Figure contents as structured data:
-*-
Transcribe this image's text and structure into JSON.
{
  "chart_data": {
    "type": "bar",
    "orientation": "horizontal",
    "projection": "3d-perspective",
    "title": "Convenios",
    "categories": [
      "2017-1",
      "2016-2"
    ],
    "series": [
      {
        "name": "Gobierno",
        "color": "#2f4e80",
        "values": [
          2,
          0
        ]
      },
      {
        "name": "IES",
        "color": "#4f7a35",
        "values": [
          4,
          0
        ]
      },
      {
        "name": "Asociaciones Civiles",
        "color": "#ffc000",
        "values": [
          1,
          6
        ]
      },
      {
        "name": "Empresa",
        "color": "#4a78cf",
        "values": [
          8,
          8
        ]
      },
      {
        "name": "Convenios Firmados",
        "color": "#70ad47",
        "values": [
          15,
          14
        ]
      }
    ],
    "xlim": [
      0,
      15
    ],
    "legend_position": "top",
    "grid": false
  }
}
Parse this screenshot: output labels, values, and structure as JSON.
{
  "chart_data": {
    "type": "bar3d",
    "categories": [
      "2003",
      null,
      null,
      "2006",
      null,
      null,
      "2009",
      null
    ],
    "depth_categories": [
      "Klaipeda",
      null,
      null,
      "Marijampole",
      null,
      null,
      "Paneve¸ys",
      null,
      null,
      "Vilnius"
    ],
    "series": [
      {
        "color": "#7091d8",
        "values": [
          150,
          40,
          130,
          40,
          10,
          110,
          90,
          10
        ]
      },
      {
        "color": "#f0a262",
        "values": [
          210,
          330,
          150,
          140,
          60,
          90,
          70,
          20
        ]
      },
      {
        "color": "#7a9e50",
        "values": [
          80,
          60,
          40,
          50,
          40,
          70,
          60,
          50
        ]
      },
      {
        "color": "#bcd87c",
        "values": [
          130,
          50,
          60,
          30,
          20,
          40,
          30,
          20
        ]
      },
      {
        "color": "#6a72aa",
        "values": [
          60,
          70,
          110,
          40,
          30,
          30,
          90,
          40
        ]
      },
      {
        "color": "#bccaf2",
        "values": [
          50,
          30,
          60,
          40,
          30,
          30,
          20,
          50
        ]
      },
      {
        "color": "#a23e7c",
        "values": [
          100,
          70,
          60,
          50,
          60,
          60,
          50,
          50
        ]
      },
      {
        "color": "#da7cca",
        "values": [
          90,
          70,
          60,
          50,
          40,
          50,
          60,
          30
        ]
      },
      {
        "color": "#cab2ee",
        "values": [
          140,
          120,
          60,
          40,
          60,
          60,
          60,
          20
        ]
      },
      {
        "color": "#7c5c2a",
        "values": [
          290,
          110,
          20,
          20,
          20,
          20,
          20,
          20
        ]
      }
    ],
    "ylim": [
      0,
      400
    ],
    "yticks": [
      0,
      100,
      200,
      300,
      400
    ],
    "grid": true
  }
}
-*-
Your task is to transcribe the material exactly.

EXPECTED OUTPUT:
Transcribe this image's text and structure into JSON.
{
  "chart_data": {
    "type": "bar",
    "orientation": "horizontal",
    "projection": "3d-perspective",
    "title": "Convenios",
    "categories": [
      "2017-1",
      "2016-2"
    ],
    "series": [
      {
        "name": "Gobierno",
        "color": "#2f4e80",
        "values": [
          2,
          0
        ]
      },
      {
        "name": "IES",
        "color": "#4f7a35",
        "values": [
          4,
          0
        ]
      },
      {
        "name": "Asociaciones Civiles",
        "color": "#ffc000",
        "values": [
          1,
          6
        ]
      },
      {
        "name": "Empresa",
        "color": "#4a78cf",
        "values": [
          8,
          8
        ]
      },
      {
        "name": "Convenios Firmados",
        "color": "#70ad47",
        "values": [
          15,
          14
        ]
      }
    ],
    "xlim": [
      0,
      15
    ],
    "legend_position": "top",
    "grid": false
  }
}
Parse this screenshot: output labels, values, and structure as JSON.
{
  "chart_data": {
    "type": "bar3d",
    "categories": [
      "2003",
      null,
      null,
      "2006",
      null,
      null,
      "2009",
      null
    ],
    "depth_categories": [
      "Klaipeda",
      null,
      null,
      "Marijampole",
      null,
      null,
      "Paneve¸ys",
      null,
      null,
      "Vilnius"
    ],
    "series": [
      {
        "color": "#7091d8",
        "values": [
          150,
          40,
          130,
          40,
          10,
          110,
          90,
          10
        ]
      },
      {
        "color": "#f0a262",
        "values": [
          210,
          330,
          150,
          140,
          60,
          90,
          70,
          20
        ]
      },
      {
        "color": "#7a9e50",
        "values": [
          80,
          60,
          40,
          50,
          40,
          70,
          60,
          50
        ]
      },
      {
        "color": "#bcd87c",
        "values": [
          130,
          50,
          60,
          30,
          20,
          40,
          30,
          20
        ]
      },
      {
        "color": "#6a72aa",
        "values": [
          60,
          70,
          110,
          40,
          30,
          30,
          90,
          40
        ]
      },
      {
        "color": "#bccaf2",
        "values": [
          50,
          30,
          60,
          40,
          30,
          30,
          20,
          50
        ]
      },
      {
        "color": "#a23e7c",
        "values": [
          100,
          70,
          60,
          50,
          60,
          60,
          50,
          50
        ]
      },
      {
        "color": "#da7cca",
        "values": [
          90,
          70,
          60,
          50,
          40,
          50,
          60,
          30
        ]
      },
      {
        "color": "#cab2ee",
        "values": [
          140,
          120,
          60,
          40,
          60,
          60,
          60,
          20
        ]
      },
      {
        "color": "#7c5c2a",
        "values": [
          290,
          110,
          20,
          20,
          20,
          20,
          20,
          20
        ]
      }
    ],
    "ylim": [
      0,
      400
    ],
    "yticks": [
      0,
      100,
      200,
      300,
      400
    ],
    "grid": true
  }
}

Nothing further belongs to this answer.